## Short exercise
Go through the listing and copy every line word for word.

□ □ □ □ □ □ □

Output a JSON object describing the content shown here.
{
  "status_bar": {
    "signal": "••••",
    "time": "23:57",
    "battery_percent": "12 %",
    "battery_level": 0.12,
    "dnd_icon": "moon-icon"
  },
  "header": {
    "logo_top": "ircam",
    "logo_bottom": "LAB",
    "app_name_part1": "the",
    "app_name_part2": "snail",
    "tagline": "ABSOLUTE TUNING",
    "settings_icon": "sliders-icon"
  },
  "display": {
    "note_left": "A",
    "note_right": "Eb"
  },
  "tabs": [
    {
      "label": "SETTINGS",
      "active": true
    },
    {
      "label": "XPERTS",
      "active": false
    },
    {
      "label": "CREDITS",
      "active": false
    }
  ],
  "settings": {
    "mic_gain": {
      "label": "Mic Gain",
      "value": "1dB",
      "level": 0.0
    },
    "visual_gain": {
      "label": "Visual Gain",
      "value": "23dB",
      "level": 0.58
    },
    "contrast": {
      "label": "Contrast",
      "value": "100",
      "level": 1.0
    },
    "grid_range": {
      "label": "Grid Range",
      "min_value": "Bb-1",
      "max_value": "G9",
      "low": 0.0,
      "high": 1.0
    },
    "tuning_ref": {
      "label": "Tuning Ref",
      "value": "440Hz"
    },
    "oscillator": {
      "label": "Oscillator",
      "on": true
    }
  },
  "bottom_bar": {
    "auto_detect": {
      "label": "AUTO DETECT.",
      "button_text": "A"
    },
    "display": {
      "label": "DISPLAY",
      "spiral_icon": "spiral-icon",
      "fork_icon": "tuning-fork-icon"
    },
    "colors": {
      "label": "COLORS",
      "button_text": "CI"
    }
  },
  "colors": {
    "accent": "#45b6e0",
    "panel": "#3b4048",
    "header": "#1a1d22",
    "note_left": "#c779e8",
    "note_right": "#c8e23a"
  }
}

□ □ □ □ □ □ □

## Output for this exercise
Output a JSON object describing the content shown here.
{
  "status_bar": {
    "signal": "••••",
    "time": "23:57",
    "battery_percent": "12 %",
    "battery_level": 0.12,
    "dnd_icon": "moon-icon"
  },
  "header": {
    "logo_top": "ircam",
    "logo_bottom": "LAB",
    "app_name_part1": "the",
    "app_name_part2": "snail",
    "tagline": "ABSOLUTE TUNING",
    "settings_icon": "sliders-icon"
  },
  "display": {
    "note_left": "A",
    "note_right": "Eb"
  },
  "tabs": [
    {
      "label": "SETTINGS",
      "active": true
    },
    {
      "label": "XPERTS",
      "active": false
    },
    {
      "label": "CREDITS",
      "active": false
    }
  ],
  "settings": {
    "mic_gain": {
      "label": "Mic Gain",
      "value": "1dB",
      "level": 0.0
    },
    "visual_gain": {
      "label": "Visual Gain",
      "value": "23dB",
      "level": 0.58
    },
    "contrast": {
      "label": "Contrast",
      "value": "100",
      "level": 1.0
    },
    "grid_range": {
      "label": "Grid Range",
      "min_value": "Bb-1",
      "max_value": "G9",
      "low": 0.0,
      "high": 1.0
    },
    "tuning_ref": {
      "label": "Tuning Ref",
      "value": "440Hz"
    },
    "oscillator": {
      "label": "Oscillator",
      "on": true
    }
  },
  "bottom_bar": {
    "auto_detect": {
      "label": "AUTO DETECT.",
      "button_text": "A"
    },
    "display": {
      "label": "DISPLAY",
      "spiral_icon": "spiral-icon",
      "fork_icon": "tuning-fork-icon"
    },
    "colors": {
      "label": "COLORS",
      "button_text": "CI"
    }
  },
  "colors": {
    "accent": "#45b6e0",
    "panel": "#3b4048",
    "header": "#1a1d22",
    "note_left": "#c779e8",
    "note_right": "#c8e23a"
  }
}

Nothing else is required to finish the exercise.